Your objective: Each line of the material below that holds the word "name" needs to be copied.

##############################

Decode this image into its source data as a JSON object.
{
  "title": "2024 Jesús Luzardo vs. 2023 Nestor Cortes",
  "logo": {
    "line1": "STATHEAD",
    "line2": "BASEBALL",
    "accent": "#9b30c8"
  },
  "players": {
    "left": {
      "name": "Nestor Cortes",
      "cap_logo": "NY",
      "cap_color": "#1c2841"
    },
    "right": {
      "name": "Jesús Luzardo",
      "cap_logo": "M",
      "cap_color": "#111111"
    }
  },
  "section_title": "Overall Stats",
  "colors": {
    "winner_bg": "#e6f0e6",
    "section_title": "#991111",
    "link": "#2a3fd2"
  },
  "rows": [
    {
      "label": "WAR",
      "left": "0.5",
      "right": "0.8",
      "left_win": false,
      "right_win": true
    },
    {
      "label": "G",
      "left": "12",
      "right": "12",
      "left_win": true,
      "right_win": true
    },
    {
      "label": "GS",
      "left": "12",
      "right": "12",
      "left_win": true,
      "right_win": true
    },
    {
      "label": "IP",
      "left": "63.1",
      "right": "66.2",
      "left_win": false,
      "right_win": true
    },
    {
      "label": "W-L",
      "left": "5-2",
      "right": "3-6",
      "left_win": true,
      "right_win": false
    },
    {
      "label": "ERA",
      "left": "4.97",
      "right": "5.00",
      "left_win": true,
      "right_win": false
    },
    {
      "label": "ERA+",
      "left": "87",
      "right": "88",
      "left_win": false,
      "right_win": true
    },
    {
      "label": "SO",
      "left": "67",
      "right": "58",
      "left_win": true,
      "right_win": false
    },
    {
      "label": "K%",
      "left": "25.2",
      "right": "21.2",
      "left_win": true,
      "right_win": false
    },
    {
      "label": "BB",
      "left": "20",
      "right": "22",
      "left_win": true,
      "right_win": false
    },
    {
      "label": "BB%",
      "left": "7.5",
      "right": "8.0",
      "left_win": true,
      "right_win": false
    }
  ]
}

##############################

Solution for this task:
      "name": "Nestor Cortes",
      "name": "Jesús Luzardo",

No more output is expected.